(Records from a collection)
____

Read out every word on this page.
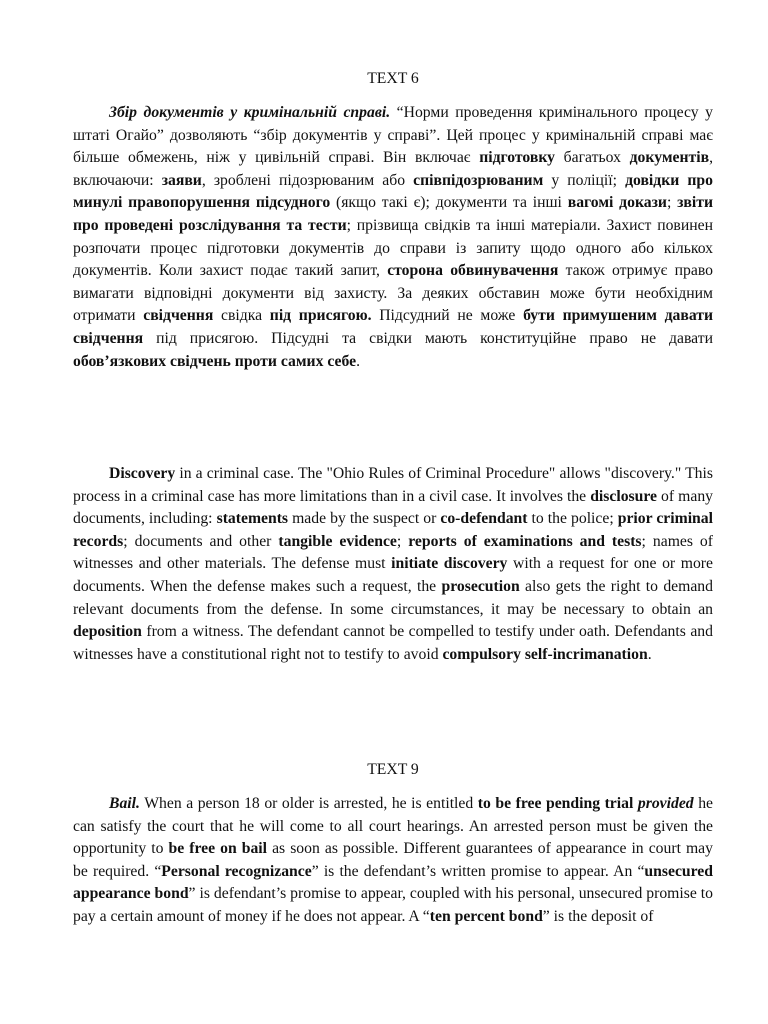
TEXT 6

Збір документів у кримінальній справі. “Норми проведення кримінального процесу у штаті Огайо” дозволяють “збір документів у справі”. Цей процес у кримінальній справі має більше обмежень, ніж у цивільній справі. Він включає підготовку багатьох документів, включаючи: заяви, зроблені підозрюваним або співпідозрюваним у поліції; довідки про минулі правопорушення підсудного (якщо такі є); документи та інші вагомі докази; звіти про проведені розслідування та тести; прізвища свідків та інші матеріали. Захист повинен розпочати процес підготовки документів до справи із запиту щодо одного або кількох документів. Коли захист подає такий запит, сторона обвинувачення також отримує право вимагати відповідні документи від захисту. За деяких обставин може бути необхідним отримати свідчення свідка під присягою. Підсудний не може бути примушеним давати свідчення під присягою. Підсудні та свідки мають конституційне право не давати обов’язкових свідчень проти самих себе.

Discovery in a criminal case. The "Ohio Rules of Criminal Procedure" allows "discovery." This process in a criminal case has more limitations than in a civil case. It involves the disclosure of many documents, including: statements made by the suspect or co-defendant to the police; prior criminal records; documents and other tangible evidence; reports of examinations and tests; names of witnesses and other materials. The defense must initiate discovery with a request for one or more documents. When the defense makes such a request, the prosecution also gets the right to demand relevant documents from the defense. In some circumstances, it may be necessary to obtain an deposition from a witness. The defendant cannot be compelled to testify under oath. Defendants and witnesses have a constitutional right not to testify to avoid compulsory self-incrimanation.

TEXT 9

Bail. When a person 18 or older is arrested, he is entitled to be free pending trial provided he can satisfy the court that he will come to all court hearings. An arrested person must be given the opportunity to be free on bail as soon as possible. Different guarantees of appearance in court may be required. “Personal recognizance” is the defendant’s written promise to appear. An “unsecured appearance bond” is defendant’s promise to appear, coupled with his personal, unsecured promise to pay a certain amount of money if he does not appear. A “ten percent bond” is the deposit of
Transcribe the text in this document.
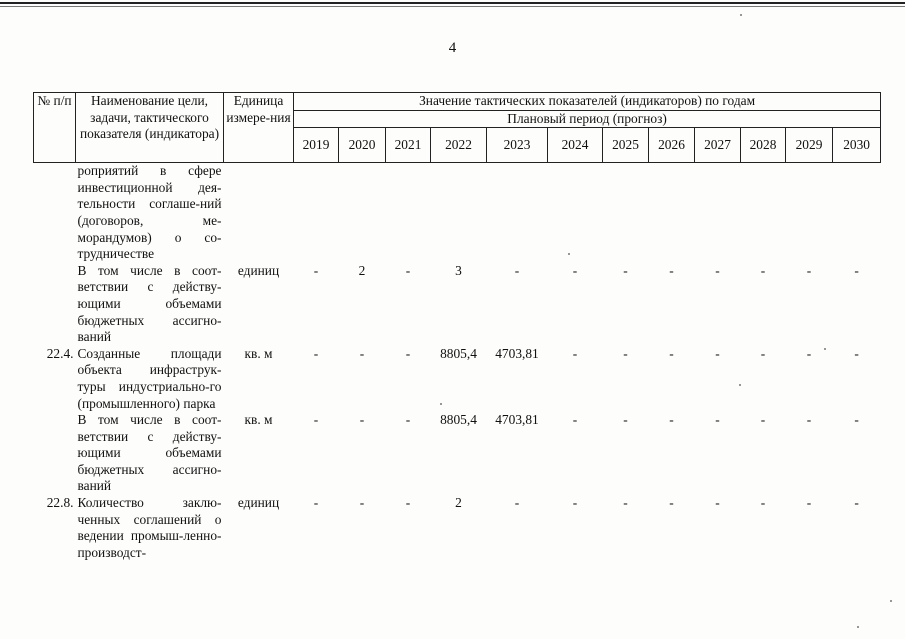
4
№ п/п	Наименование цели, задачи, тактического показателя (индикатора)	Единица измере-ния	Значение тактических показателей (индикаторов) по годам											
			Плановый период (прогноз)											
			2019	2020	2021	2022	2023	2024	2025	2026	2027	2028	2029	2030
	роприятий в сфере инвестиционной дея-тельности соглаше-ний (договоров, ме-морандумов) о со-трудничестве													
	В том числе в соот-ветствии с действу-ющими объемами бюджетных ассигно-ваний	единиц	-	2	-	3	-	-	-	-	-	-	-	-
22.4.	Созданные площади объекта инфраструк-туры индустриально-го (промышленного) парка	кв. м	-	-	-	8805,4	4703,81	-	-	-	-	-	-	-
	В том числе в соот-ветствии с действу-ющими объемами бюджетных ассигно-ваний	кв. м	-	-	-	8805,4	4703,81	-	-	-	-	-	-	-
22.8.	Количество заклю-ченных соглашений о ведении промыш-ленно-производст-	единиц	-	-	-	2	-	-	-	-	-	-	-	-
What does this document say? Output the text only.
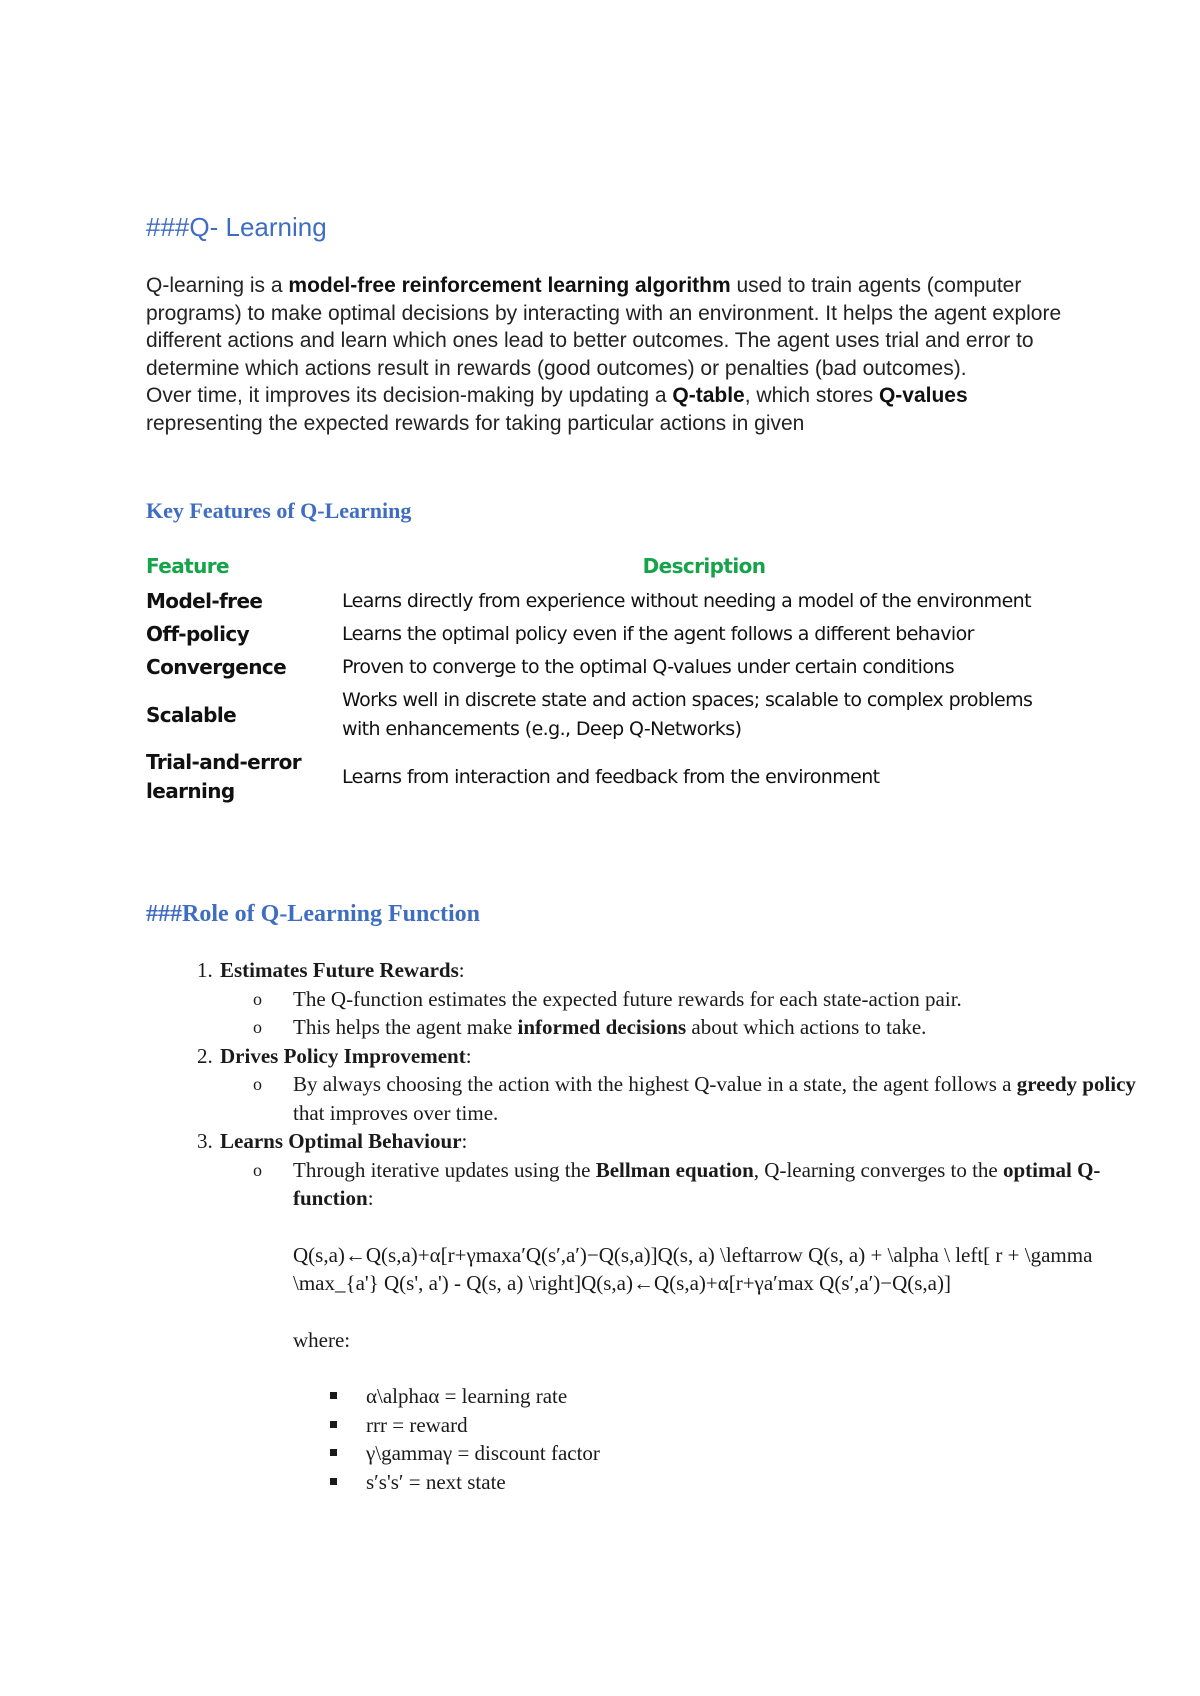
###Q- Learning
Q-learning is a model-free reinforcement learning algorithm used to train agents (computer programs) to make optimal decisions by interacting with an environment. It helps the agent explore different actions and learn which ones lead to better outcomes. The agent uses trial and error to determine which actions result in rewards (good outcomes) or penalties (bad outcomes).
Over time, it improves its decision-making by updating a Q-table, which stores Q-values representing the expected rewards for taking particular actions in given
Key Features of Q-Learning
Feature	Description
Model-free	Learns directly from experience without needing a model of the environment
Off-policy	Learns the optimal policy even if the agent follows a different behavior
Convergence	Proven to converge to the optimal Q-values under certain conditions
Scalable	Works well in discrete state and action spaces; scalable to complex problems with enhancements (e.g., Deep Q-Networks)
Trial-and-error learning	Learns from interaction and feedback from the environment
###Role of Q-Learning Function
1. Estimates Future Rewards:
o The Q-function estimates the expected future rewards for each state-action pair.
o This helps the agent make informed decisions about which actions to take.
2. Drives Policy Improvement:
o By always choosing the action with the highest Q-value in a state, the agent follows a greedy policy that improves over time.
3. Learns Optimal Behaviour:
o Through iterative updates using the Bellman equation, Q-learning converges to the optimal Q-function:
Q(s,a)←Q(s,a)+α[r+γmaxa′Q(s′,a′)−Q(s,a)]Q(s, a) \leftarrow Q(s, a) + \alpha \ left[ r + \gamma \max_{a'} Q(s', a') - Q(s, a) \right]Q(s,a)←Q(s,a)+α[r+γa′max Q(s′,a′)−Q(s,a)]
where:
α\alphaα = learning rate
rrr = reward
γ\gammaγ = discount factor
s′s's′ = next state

____

● **AIM**:
Retype every record above exactly as written, but leave out the pictures.

● **RESULT FOR THIS TASK**:
Read out every word on this page.
TEXT 6

Збір документів у кримінальній справі. “Норми проведення кримінального процесу у штаті Огайо” дозволяють “збір документів у справі”. Цей процес у кримінальній справі має більше обмежень, ніж у цивільній справі. Він включає підготовку багатьох документів, включаючи: заяви, зроблені підозрюваним або співпідозрюваним у поліції; довідки про минулі правопорушення підсудного (якщо такі є); документи та інші вагомі докази; звіти про проведені розслідування та тести; прізвища свідків та інші матеріали. Захист повинен розпочати процес підготовки документів до справи із запиту щодо одного або кількох документів. Коли захист подає такий запит, сторона обвинувачення також отримує право вимагати відповідні документи від захисту. За деяких обставин може бути необхідним отримати свідчення свідка під присягою. Підсудний не може бути примушеним давати свідчення під присягою. Підсудні та свідки мають конституційне право не давати обов’язкових свідчень проти самих себе.

Discovery in a criminal case. The "Ohio Rules of Criminal Procedure" allows "discovery." This process in a criminal case has more limitations than in a civil case. It involves the disclosure of many documents, including: statements made by the suspect or co-defendant to the police; prior criminal records; documents and other tangible evidence; reports of examinations and tests; names of witnesses and other materials. The defense must initiate discovery with a request for one or more documents. When the defense makes such a request, the prosecution also gets the right to demand relevant documents from the defense. In some circumstances, it may be necessary to obtain an deposition from a witness. The defendant cannot be compelled to testify under oath. Defendants and witnesses have a constitutional right not to testify to avoid compulsory self-incrimanation.

TEXT 9

Bail. When a person 18 or older is arrested, he is entitled to be free pending trial provided he can satisfy the court that he will come to all court hearings. An arrested person must be given the opportunity to be free on bail as soon as possible. Different guarantees of appearance in court may be required. “Personal recognizance” is the defendant’s written promise to appear. An “unsecured appearance bond” is defendant’s promise to appear, coupled with his personal, unsecured promise to pay a certain amount of money if he does not appear. A “ten percent bond” is the deposit of
Transcribe the text in this document.
4
№ п/п	Наименование цели, задачи, тактического показателя (индикатора)	Единица измере-ния	Значение тактических показателей (индикаторов) по годам											
			Плановый период (прогноз)											
			2019	2020	2021	2022	2023	2024	2025	2026	2027	2028	2029	2030
	роприятий в сфере инвестиционной дея-тельности соглаше-ний (договоров, ме-морандумов) о со-трудничестве													
	В том числе в соот-ветствии с действу-ющими объемами бюджетных ассигно-ваний	единиц	-	2	-	3	-	-	-	-	-	-	-	-
22.4.	Созданные площади объекта инфраструк-туры индустриально-го (промышленного) парка	кв. м	-	-	-	8805,4	4703,81	-	-	-	-	-	-	-
	В том числе в соот-ветствии с действу-ющими объемами бюджетных ассигно-ваний	кв. м	-	-	-	8805,4	4703,81	-	-	-	-	-	-	-
22.8.	Количество заклю-ченных соглашений о ведении промыш-ленно-производст-	единиц	-	-	-	2	-	-	-	-	-	-	-	-
What does this document say? Output the text only.
###Q- Learning
Q-learning is a model-free reinforcement learning algorithm used to train agents (computer programs) to make optimal decisions by interacting with an environment. It helps the agent explore different actions and learn which ones lead to better outcomes. The agent uses trial and error to determine which actions result in rewards (good outcomes) or penalties (bad outcomes).
Over time, it improves its decision-making by updating a Q-table, which stores Q-values representing the expected rewards for taking particular actions in given
Key Features of Q-Learning
Feature	Description
Model-free	Learns directly from experience without needing a model of the environment
Off-policy	Learns the optimal policy even if the agent follows a different behavior
Convergence	Proven to converge to the optimal Q-values under certain conditions
Scalable	Works well in discrete state and action spaces; scalable to complex problems with enhancements (e.g., Deep Q-Networks)
Trial-and-error learning	Learns from interaction and feedback from the environment
###Role of Q-Learning Function
1. Estimates Future Rewards:
o The Q-function estimates the expected future rewards for each state-action pair.
o This helps the agent make informed decisions about which actions to take.
2. Drives Policy Improvement:
o By always choosing the action with the highest Q-value in a state, the agent follows a greedy policy that improves over time.
3. Learns Optimal Behaviour:
o Through iterative updates using the Bellman equation, Q-learning converges to the optimal Q-function:
Q(s,a)←Q(s,a)+α[r+γmaxa′Q(s′,a′)−Q(s,a)]Q(s, a) \leftarrow Q(s, a) + \alpha \ left[ r + \gamma \max_{a'} Q(s', a') - Q(s, a) \right]Q(s,a)←Q(s,a)+α[r+γa′max Q(s′,a′)−Q(s,a)]
where:
α\alphaα = learning rate
rrr = reward
γ\gammaγ = discount factor
s′s's′ = next state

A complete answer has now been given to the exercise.